● **What you need to do**
Find each line containing the string "ylabel". Copy it.

[begin Listing]

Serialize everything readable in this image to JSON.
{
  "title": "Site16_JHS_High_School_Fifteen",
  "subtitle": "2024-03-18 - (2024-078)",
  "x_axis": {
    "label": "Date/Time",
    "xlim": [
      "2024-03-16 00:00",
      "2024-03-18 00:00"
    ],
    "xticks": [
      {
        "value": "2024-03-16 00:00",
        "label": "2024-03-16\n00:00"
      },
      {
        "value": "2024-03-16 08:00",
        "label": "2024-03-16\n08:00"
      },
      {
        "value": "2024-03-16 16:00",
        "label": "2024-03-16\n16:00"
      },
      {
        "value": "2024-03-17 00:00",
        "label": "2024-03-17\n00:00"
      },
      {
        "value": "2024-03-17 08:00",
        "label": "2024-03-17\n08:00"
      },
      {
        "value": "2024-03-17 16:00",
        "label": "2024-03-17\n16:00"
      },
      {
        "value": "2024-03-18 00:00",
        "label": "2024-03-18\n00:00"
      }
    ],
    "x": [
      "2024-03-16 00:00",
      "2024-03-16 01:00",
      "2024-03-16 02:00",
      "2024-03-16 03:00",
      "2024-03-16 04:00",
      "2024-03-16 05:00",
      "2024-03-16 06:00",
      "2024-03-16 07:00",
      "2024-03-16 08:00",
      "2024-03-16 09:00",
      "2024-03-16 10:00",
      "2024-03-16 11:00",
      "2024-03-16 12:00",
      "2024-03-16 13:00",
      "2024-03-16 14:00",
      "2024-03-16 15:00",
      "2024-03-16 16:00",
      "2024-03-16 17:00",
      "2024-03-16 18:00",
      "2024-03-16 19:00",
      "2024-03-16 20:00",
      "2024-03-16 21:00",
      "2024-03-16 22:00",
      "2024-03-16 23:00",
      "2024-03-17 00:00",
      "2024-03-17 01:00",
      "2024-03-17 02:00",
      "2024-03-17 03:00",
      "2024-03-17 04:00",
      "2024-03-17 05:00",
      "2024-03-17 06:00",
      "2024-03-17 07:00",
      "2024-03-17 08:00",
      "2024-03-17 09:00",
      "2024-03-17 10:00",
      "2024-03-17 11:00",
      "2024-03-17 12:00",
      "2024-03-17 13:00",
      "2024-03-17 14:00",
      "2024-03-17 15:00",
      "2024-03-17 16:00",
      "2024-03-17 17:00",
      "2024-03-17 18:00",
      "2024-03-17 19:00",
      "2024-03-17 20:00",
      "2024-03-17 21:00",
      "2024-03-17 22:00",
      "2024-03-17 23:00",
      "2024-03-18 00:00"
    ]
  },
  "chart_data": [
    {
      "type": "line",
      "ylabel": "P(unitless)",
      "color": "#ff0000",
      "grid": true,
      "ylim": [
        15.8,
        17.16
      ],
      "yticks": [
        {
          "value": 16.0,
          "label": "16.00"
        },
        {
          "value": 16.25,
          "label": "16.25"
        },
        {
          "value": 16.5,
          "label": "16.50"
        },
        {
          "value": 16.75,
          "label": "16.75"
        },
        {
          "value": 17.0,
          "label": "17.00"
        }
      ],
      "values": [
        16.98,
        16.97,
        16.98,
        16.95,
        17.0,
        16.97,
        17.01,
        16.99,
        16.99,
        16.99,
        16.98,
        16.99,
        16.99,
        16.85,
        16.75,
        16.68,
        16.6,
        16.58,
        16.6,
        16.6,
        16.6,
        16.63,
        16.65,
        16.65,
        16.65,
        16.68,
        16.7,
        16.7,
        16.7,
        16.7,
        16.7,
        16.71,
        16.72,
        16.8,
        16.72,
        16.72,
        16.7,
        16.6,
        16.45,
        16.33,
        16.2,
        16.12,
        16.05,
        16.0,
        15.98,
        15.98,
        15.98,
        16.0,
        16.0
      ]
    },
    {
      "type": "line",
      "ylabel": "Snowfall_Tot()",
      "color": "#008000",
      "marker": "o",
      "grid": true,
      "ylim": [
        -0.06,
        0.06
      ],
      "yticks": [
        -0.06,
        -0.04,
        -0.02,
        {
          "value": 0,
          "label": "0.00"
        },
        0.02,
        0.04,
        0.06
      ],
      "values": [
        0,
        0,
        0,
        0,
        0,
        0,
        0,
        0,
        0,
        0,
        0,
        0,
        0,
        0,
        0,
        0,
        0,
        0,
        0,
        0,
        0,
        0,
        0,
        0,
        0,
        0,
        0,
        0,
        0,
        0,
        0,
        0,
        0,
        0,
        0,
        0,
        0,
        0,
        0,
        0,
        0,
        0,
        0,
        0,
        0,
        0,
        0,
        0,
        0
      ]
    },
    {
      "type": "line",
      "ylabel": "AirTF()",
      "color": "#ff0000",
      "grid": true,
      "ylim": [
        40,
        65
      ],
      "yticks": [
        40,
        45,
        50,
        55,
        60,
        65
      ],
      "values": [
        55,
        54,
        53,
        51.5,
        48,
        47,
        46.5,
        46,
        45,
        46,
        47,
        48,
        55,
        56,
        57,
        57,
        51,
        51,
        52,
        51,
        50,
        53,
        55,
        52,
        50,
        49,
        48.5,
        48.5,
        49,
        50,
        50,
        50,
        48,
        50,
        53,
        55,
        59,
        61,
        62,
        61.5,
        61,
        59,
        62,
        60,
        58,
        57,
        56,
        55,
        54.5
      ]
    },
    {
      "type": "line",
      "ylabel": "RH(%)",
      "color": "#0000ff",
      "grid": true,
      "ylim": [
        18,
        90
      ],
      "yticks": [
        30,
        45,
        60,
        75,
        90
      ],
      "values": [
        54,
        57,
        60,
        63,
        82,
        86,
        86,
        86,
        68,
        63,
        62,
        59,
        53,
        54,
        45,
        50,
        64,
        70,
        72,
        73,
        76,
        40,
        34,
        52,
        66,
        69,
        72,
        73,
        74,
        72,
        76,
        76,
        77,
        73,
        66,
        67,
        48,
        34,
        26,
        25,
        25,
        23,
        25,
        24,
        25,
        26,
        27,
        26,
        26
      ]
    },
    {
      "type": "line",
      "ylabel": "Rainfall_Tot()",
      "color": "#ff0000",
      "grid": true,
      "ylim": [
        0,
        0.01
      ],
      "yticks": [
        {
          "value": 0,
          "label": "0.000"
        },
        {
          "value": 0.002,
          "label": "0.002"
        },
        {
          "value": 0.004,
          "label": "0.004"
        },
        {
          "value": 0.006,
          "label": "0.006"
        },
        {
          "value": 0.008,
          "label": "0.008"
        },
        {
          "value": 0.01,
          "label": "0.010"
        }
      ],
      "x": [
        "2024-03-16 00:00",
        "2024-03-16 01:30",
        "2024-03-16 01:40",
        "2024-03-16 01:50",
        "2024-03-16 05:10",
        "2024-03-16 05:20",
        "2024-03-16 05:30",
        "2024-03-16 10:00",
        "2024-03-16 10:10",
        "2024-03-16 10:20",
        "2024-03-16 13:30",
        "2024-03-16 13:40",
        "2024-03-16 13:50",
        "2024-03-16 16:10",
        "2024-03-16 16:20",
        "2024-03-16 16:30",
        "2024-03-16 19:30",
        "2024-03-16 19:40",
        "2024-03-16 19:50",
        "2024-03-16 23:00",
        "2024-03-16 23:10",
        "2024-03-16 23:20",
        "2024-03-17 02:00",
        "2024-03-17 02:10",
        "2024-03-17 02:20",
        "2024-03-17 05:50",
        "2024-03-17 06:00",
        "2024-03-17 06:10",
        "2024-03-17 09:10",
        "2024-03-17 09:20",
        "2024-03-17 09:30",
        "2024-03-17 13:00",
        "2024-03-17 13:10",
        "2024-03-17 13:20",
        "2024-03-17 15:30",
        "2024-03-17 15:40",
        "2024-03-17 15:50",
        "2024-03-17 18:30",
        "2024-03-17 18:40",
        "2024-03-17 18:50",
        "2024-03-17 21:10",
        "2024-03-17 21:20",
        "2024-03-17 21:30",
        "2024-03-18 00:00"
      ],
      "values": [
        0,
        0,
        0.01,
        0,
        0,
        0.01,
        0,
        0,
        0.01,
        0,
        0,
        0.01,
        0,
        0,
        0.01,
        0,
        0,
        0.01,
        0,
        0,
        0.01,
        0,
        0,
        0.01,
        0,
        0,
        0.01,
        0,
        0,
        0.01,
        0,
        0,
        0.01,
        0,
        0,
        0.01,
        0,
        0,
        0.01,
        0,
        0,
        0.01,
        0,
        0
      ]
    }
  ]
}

[end Listing]

● **Exercise output**
      "ylabel": "P(unitless)",
      "ylabel": "Snowfall_Tot()",
      "ylabel": "AirTF()",
      "ylabel": "RH(%)",
      "ylabel": "Rainfall_Tot()",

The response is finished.